• Exercise prompt
Please output every line of the material as it stands, without the pictures.
* START *
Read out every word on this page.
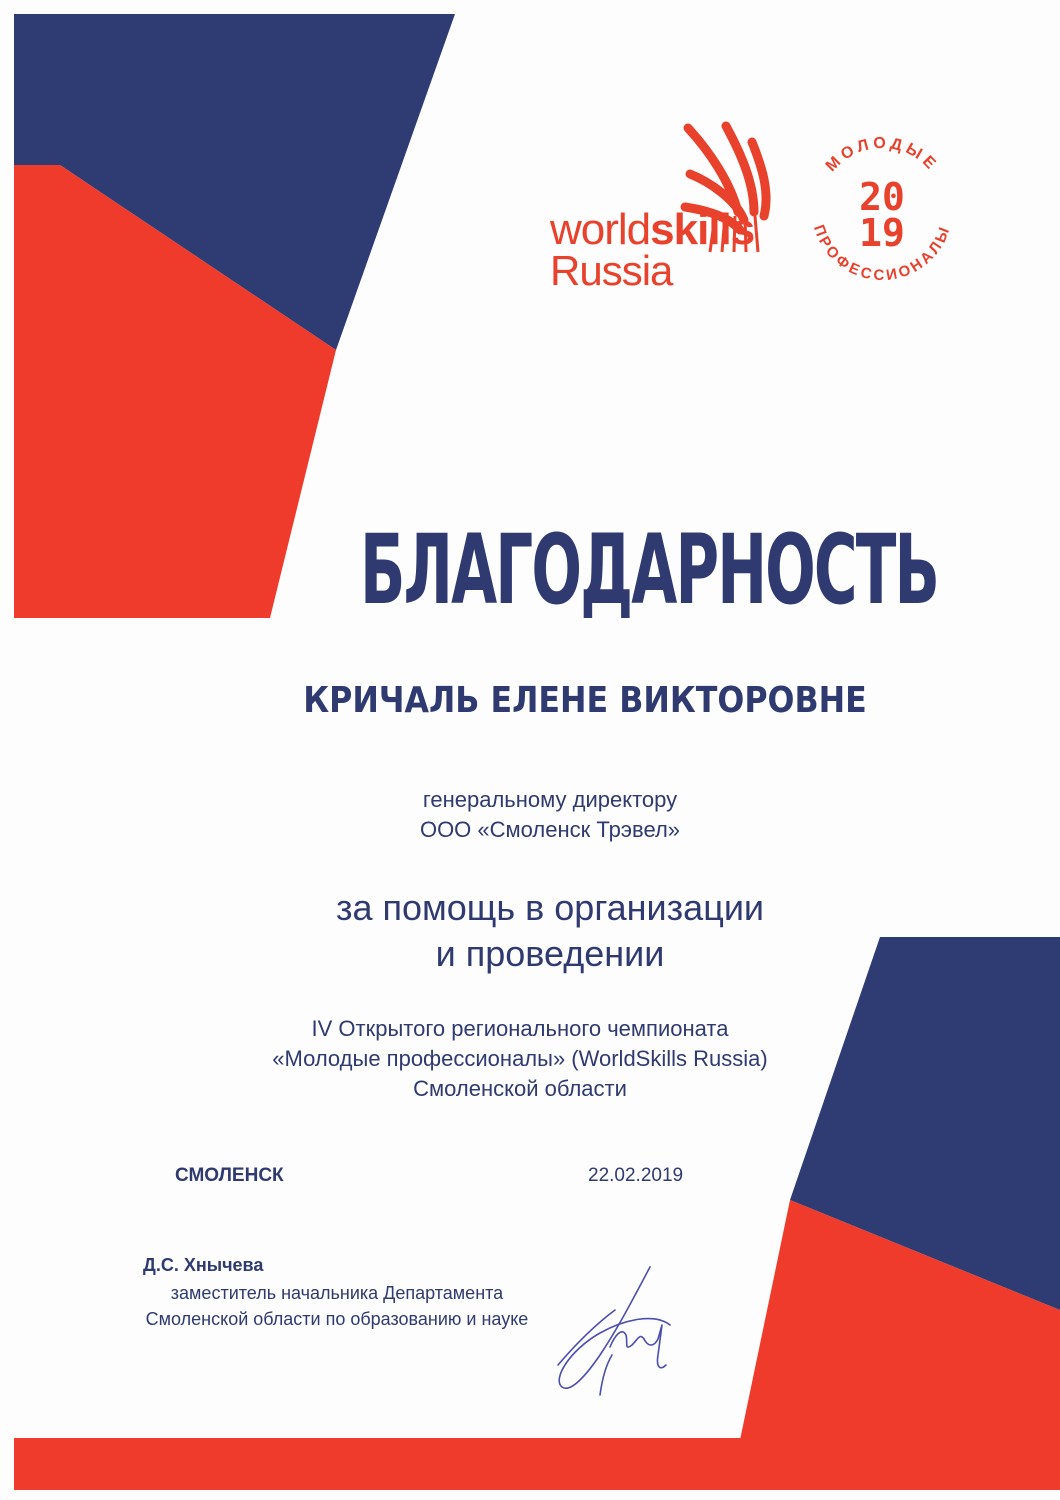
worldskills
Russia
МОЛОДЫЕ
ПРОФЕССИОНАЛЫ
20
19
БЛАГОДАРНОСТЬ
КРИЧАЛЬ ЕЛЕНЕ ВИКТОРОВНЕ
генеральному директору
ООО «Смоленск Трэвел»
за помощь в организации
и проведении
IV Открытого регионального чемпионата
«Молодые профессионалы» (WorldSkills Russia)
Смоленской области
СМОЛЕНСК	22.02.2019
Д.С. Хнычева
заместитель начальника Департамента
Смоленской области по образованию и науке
* END *
• Task solution
Read out every word on this page.
worldskills
Russia
МОЛОДЫЕ
ПРОФЕССИОНАЛЫ
20
19
БЛАГОДАРНОСТЬ
КРИЧАЛЬ ЕЛЕНЕ ВИКТОРОВНЕ
генеральному директору
ООО «Смоленск Трэвел»
за помощь в организации
и проведении
IV Открытого регионального чемпионата
«Молодые профессионалы» (WorldSkills Russia)
Смоленской области
СМОЛЕНСК	22.02.2019
Д.С. Хнычева
заместитель начальника Департамента
Смоленской области по образованию и науке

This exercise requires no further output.